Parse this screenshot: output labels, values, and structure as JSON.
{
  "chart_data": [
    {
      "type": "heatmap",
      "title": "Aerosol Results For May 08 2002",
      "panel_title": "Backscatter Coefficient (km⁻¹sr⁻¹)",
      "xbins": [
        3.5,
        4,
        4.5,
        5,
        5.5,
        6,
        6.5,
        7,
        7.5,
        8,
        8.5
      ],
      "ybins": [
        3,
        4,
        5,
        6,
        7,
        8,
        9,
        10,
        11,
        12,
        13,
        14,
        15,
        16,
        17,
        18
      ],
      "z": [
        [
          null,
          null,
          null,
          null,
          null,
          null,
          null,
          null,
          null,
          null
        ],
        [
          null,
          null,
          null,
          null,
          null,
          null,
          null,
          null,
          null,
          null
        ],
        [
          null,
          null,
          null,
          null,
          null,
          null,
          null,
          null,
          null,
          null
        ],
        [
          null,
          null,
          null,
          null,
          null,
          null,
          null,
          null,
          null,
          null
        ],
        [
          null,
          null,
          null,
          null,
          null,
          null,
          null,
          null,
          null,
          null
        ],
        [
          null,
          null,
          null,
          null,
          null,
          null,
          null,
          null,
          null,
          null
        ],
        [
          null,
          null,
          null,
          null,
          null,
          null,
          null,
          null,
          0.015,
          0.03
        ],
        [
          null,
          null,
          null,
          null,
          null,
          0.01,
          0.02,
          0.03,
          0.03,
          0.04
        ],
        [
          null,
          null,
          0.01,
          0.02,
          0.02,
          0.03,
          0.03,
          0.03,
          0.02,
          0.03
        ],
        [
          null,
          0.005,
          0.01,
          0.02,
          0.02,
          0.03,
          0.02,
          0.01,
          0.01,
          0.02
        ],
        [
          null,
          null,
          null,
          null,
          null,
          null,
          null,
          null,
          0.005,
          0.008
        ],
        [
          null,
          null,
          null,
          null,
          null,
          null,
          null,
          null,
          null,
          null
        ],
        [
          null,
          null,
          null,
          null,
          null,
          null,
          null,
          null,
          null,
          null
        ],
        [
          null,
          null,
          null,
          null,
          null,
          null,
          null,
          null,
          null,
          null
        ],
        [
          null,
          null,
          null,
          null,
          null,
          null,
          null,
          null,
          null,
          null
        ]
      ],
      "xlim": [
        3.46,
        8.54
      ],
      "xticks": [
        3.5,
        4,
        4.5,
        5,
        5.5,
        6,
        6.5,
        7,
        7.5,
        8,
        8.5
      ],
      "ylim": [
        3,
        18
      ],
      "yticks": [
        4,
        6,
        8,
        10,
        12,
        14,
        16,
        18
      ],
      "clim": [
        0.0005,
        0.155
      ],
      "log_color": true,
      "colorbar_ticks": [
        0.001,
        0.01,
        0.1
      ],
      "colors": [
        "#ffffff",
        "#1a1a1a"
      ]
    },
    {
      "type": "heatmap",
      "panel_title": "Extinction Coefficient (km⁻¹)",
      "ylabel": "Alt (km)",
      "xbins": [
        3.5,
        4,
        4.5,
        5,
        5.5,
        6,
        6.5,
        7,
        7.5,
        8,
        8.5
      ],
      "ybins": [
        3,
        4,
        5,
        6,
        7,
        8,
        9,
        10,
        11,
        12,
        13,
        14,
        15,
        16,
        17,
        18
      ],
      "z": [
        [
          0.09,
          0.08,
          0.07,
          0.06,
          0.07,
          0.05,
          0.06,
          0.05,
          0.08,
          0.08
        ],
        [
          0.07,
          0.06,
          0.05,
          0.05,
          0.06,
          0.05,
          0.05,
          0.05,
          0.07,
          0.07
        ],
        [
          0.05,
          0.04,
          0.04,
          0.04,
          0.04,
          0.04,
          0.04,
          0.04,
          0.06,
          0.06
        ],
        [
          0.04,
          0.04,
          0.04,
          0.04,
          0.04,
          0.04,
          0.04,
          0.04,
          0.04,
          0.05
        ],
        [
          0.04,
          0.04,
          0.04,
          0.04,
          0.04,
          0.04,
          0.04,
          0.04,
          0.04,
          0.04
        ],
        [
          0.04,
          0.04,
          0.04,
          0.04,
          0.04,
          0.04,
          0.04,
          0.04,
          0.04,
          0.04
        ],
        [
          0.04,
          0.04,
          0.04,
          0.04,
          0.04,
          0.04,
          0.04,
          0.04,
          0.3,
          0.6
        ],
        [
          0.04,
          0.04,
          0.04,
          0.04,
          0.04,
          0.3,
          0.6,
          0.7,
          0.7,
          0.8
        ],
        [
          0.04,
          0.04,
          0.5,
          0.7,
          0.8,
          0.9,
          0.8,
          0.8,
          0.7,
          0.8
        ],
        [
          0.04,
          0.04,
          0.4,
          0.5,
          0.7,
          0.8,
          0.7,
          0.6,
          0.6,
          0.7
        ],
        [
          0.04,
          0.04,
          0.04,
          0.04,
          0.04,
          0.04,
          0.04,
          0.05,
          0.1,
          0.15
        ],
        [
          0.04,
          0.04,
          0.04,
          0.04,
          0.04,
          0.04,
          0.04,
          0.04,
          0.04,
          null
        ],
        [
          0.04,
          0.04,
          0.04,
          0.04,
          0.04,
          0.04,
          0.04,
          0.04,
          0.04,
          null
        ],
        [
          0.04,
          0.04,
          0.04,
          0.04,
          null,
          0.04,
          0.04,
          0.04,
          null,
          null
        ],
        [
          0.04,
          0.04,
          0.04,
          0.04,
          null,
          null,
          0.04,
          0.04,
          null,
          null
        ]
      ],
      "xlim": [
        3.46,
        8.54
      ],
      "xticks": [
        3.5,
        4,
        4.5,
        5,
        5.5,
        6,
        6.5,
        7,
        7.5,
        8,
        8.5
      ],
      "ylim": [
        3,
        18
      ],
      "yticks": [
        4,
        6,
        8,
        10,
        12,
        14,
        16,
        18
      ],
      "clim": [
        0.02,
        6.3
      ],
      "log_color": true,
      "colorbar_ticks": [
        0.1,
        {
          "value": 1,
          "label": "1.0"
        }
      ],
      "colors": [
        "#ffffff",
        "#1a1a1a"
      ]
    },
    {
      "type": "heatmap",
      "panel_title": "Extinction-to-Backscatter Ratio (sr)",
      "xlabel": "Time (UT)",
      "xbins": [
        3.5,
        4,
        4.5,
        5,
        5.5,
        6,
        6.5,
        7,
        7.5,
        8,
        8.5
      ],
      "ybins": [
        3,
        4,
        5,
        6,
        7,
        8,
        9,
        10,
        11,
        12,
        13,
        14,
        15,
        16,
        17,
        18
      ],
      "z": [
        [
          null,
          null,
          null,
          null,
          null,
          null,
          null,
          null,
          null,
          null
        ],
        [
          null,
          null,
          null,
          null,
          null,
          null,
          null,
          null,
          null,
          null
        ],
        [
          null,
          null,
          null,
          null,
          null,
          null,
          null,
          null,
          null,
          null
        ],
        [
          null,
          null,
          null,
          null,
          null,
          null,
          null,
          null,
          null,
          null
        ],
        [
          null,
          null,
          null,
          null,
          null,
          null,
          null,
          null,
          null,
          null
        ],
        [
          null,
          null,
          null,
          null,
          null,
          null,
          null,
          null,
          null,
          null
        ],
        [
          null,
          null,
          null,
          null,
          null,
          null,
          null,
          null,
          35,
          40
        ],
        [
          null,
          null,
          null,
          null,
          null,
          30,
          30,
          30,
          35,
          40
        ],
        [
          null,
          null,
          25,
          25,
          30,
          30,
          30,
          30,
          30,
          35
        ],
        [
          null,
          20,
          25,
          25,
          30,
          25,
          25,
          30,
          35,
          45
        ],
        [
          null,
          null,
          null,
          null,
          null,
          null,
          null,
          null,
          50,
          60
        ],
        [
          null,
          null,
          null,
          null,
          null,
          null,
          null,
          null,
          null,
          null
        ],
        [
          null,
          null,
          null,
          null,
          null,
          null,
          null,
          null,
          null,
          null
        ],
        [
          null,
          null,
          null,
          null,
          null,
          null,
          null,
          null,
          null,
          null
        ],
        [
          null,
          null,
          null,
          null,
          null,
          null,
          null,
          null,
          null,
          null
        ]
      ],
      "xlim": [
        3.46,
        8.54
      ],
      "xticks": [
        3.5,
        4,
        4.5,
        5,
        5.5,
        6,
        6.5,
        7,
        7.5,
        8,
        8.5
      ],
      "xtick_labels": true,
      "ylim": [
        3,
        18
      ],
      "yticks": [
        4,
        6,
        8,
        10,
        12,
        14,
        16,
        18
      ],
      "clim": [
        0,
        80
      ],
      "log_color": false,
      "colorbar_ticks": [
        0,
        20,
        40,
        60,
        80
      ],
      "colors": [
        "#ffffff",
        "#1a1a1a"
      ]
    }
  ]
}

-*-

* Given problem
Search the lines for "Coefficient". Copy each line that has it.

* Reply
      "panel_title": "Backscatter Coefficient (km⁻¹sr⁻¹)",
      "panel_title": "Extinction Coefficient (km⁻¹)",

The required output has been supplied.